-- DOCUMENT SEGMENT --
Chatai (2021) by Janhavi Khemka
Janhavi Khemka (she/her) is a Chicago-based artist originally from Varanasi, India. Her work explores acoustics through woodcut printmaking and experimental installations that combine animation, sound, performance, and vibratory materials.
When she was nine months old, Khemka contracted typhoid, which led to hearing loss. Her late mother encouraged her to speak in Hindi, resulting in an emphasis on lip reading in a hearing-speaking world. Later, she sought her way to comprehend the language of the "real" world.
Activating her sensory capacities through touch, taste, smell, and the visual, Khemka attended Santiniketan, a UNESCO World Heritage Site and art center, interjecting a lineage of largely male master printmakers with conceptual wit and an astute awareness of the limits of printmaking.

-- WORKING DATA --

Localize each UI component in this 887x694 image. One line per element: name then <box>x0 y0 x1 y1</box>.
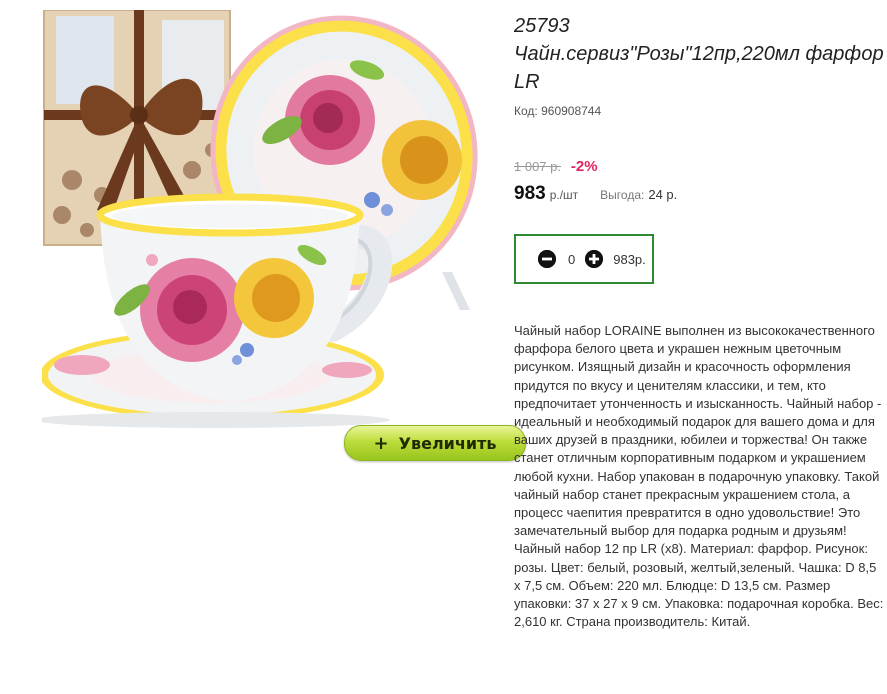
price-unit: р./шт <box>549 188 579 202</box>
product-photo <box>42 10 492 460</box>
product-code-label: Код: <box>514 104 538 118</box>
product-image[interactable]: + Увеличить <box>42 10 526 461</box>
current-price: 983 <box>514 183 546 204</box>
product-description: Чайный набор LORAINE выполнен из высокок… <box>514 323 884 630</box>
quantity-stepper: 0 983р. <box>514 234 654 284</box>
price-row: 983 р./шт Выгода: 24 р. <box>514 183 884 205</box>
plus-circle-icon[interactable] <box>585 250 604 268</box>
savings-label: Выгода: <box>600 188 645 202</box>
minus-circle-icon[interactable] <box>538 250 556 268</box>
product-info: 25793 Чайн.сервиз"Розы"12пр,220мл фарфор… <box>514 10 884 629</box>
old-price-row: 1 007 р. -2% <box>514 158 884 175</box>
zoom-label: Увеличить <box>398 433 497 453</box>
cart-total: 983р. <box>613 251 646 267</box>
plus-icon: + <box>373 432 389 454</box>
product-code: Код: 960908744 <box>514 104 884 118</box>
product-sku: 25793 <box>514 15 570 37</box>
product-code-value: 960908744 <box>541 104 602 118</box>
discount-badge: -2% <box>570 158 598 175</box>
zoom-button[interactable]: + Увеличить <box>344 425 526 461</box>
savings-value: 24 р. <box>648 187 678 202</box>
old-price: 1 007 р. <box>514 159 561 174</box>
product-title: Чайн.сервиз"Розы"12пр,220мл фарфор LR <box>514 43 884 93</box>
quantity-value[interactable]: 0 <box>568 252 575 267</box>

-- TASKS --
**a.** List everything the passage on Janhavi Khemka says her experimental installations combine.
**b.** Please format the entries as a JSON list of strings, one string per line. Start with the line containing "price-unit: р./шт <box>549 188 579 202</box>", continue through the line containing "price-row: 983 р./шт" (both included), and leave out blank lines.

-- ANSWERS PER TASK --
**a.** animation, sound, performance, vibratory materials

**b.**
[
  "price-unit: р./шт <box>549 188 579 202</box>",
  "product-photo <box>42 10 492 460</box>",
  "product-code-label: Код: <box>514 104 538 118</box>",
  "product-image[interactable]: + Увеличить <box>42 10 526 461</box>",
  "current-price: 983 <box>514 183 546 204</box>",
  "product-description: Чайный набор LORAINE выполнен из высокок… <box>514 323 884 630</box>",
  "quantity-stepper: 0 983р. <box>514 234 654 284</box>",
  "price-row: 983 р./шт Выгода: 24 р. <box>514 183 884 205</box>"
]